### Given request
Do not carry the pictures over; copy every other part of the entries exactly.

-- Start Source records --

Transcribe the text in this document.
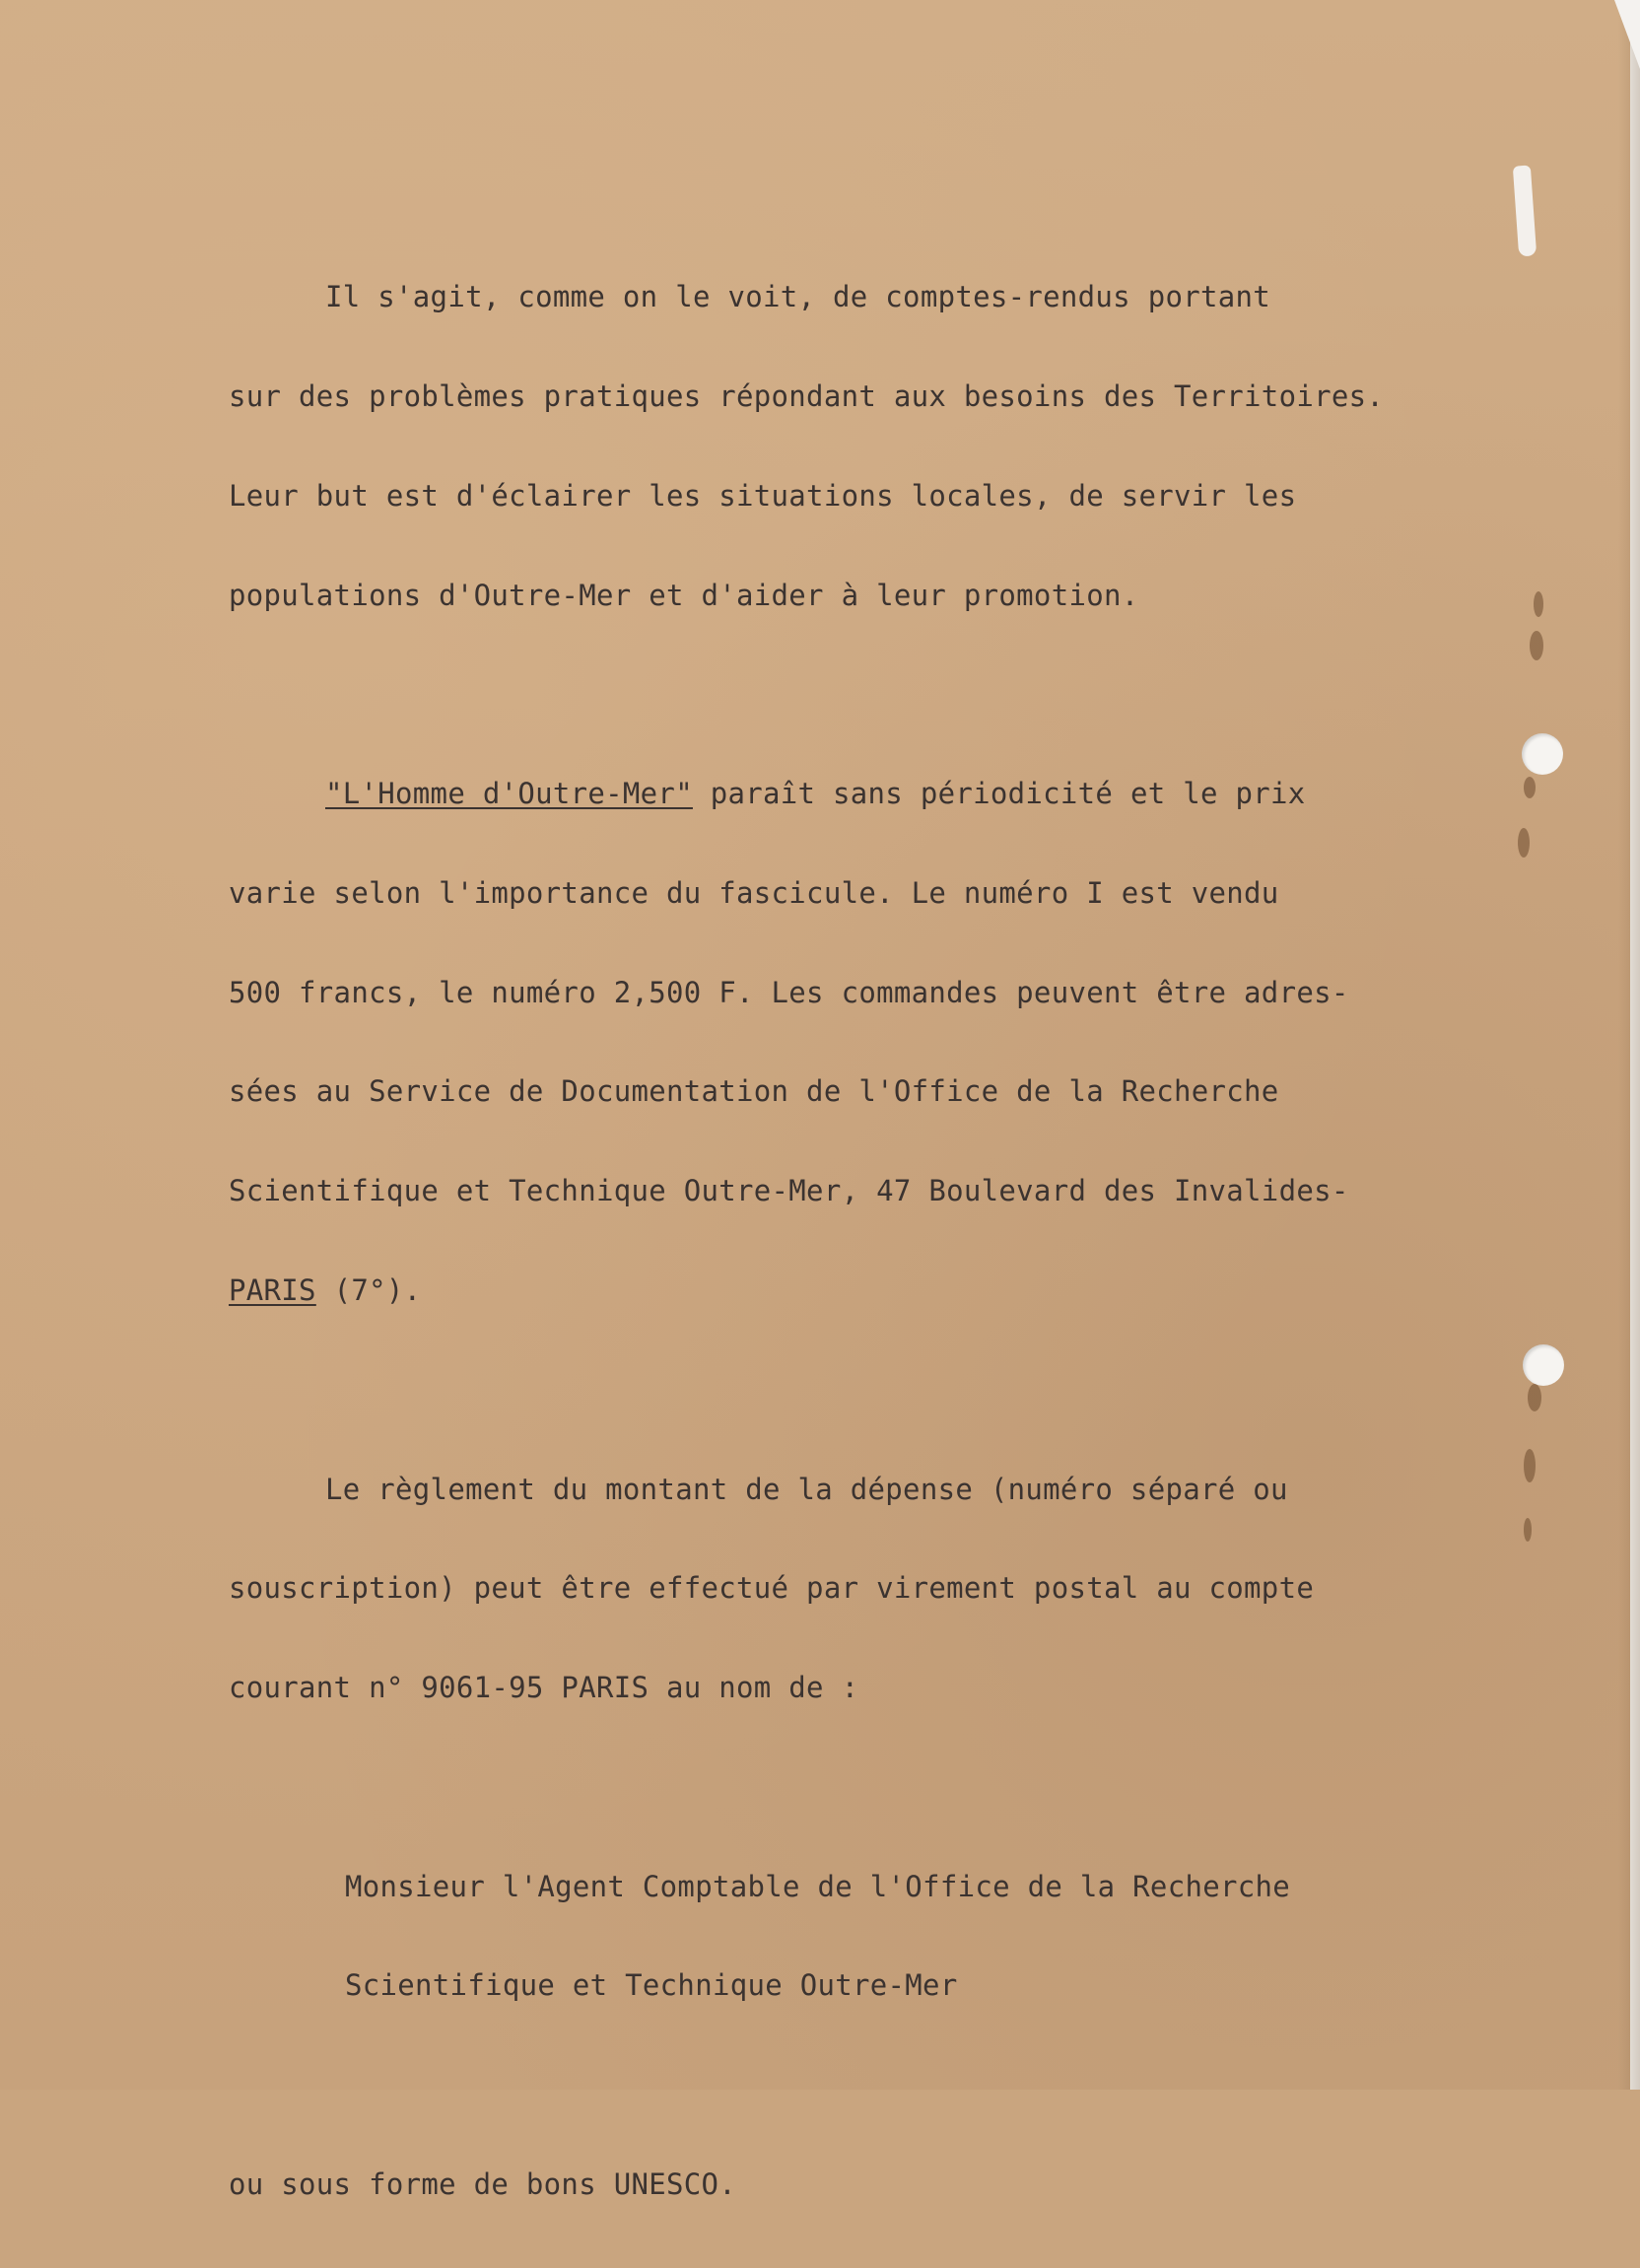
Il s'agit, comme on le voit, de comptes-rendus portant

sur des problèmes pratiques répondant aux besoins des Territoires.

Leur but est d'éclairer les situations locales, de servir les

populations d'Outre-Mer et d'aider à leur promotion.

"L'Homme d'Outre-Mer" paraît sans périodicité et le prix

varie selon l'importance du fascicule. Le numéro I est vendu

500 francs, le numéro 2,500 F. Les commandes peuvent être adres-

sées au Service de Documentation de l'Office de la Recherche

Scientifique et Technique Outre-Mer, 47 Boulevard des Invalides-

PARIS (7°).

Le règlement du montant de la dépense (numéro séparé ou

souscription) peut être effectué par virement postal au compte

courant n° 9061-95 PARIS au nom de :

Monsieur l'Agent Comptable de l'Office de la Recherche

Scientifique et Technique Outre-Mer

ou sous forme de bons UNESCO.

-- End Source records --

### Response to this exercise
Transcribe the text in this document.
Il s'agit, comme on le voit, de comptes-rendus portant

sur des problèmes pratiques répondant aux besoins des Territoires.

Leur but est d'éclairer les situations locales, de servir les

populations d'Outre-Mer et d'aider à leur promotion.

"L'Homme d'Outre-Mer" paraît sans périodicité et le prix

varie selon l'importance du fascicule. Le numéro I est vendu

500 francs, le numéro 2,500 F. Les commandes peuvent être adres-

sées au Service de Documentation de l'Office de la Recherche

Scientifique et Technique Outre-Mer, 47 Boulevard des Invalides-

PARIS (7°).

Le règlement du montant de la dépense (numéro séparé ou

souscription) peut être effectué par virement postal au compte

courant n° 9061-95 PARIS au nom de :

Monsieur l'Agent Comptable de l'Office de la Recherche

Scientifique et Technique Outre-Mer

ou sous forme de bons UNESCO.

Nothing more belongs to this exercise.